---------- Given records ----------

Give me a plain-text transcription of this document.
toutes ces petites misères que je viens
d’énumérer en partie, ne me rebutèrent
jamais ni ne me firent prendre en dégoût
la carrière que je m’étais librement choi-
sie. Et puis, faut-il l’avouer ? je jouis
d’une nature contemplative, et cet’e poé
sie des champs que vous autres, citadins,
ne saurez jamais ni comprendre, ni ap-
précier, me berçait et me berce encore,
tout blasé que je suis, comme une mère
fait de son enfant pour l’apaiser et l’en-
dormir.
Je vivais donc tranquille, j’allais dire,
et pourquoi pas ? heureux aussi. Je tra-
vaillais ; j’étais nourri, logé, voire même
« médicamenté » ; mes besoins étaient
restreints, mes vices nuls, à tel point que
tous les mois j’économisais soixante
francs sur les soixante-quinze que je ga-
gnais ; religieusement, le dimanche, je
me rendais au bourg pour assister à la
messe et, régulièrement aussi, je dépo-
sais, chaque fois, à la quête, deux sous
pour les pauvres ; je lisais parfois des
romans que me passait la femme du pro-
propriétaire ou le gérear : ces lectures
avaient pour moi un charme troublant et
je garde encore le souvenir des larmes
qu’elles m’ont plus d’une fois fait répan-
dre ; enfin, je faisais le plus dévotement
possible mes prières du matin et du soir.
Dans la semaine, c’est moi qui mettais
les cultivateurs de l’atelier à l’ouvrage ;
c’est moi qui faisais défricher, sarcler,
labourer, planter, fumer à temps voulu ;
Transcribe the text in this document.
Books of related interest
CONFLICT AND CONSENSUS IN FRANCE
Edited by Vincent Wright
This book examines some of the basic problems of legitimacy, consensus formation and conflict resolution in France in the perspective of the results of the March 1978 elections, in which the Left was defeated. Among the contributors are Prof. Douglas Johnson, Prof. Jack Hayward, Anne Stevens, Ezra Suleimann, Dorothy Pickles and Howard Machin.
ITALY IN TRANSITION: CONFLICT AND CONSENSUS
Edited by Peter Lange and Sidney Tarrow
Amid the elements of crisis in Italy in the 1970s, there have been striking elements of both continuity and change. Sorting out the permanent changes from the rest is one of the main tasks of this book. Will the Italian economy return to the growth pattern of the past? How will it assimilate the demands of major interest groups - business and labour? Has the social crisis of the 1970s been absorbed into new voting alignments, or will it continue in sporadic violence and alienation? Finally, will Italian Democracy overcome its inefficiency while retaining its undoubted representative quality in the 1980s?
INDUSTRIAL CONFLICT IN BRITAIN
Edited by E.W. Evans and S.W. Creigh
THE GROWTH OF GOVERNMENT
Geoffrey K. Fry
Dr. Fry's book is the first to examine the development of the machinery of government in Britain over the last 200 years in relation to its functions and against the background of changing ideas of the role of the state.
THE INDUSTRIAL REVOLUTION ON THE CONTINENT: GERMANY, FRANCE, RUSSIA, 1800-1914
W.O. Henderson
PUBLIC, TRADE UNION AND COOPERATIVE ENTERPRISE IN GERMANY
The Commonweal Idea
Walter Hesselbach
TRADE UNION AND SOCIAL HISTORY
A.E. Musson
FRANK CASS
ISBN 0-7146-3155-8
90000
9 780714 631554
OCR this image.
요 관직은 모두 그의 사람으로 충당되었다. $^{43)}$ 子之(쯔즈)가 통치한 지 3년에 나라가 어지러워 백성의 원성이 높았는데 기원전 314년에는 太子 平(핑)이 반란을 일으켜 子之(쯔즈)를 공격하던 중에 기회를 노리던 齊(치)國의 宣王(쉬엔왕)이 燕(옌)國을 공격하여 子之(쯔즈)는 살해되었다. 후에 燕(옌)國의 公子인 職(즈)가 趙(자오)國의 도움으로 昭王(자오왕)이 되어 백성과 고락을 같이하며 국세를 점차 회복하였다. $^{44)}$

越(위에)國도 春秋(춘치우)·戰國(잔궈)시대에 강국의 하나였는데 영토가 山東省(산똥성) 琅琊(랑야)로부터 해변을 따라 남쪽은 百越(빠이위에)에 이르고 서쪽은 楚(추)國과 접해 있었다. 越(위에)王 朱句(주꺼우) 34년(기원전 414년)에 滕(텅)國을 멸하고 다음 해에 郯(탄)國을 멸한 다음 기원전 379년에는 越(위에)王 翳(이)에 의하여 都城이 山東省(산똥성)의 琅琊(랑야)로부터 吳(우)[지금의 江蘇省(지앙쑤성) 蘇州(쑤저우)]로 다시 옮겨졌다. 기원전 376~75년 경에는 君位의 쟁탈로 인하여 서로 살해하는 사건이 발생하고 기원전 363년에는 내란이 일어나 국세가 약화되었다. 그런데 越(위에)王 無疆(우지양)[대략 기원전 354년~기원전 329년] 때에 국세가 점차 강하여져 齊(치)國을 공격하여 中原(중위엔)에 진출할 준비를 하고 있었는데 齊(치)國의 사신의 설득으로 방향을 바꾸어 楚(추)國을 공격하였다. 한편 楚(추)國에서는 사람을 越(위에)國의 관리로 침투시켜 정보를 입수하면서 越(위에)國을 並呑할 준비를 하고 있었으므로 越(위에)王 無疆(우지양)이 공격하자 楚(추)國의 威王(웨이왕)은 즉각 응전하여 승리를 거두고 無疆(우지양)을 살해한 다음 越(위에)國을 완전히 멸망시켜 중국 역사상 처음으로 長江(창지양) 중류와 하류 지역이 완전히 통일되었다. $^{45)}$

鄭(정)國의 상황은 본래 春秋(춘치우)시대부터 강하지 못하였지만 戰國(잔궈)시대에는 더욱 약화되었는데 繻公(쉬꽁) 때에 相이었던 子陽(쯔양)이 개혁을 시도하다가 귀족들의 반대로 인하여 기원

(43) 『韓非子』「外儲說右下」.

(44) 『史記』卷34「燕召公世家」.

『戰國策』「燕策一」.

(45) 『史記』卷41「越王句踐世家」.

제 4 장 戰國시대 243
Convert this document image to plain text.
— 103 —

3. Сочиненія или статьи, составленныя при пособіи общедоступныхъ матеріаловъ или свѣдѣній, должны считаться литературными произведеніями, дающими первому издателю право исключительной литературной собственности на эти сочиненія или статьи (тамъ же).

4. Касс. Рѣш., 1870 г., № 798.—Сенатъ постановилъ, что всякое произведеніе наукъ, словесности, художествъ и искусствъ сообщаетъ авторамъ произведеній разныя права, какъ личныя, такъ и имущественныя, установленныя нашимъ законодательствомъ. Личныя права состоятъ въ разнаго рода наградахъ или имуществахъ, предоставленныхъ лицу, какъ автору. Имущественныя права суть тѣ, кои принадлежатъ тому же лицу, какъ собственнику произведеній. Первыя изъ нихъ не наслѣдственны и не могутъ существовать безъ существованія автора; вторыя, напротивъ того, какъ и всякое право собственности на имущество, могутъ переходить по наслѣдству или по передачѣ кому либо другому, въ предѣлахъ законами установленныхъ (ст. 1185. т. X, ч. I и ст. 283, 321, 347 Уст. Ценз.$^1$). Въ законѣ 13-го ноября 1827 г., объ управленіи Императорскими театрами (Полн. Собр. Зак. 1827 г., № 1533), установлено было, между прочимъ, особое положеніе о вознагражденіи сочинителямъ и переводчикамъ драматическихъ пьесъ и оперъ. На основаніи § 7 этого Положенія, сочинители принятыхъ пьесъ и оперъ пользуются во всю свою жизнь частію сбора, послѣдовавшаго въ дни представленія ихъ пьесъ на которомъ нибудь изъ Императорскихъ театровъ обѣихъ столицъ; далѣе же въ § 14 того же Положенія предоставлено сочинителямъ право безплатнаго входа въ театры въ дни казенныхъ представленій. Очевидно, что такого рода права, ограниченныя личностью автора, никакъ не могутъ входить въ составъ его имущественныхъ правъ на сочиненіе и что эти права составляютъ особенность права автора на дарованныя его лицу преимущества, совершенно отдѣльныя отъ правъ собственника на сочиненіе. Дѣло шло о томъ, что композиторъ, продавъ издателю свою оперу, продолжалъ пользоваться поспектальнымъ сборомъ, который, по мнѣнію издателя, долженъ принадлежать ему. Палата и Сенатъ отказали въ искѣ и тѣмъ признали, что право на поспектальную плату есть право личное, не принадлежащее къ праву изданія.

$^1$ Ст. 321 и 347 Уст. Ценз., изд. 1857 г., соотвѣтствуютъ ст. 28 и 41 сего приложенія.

----------

Take every line that includes the string "UNION" and copy it.

PUBLIC, TRADE UNION AND COOPERATIVE ENTERPRISE IN GERMANY
TRADE UNION AND SOCIAL HISTORY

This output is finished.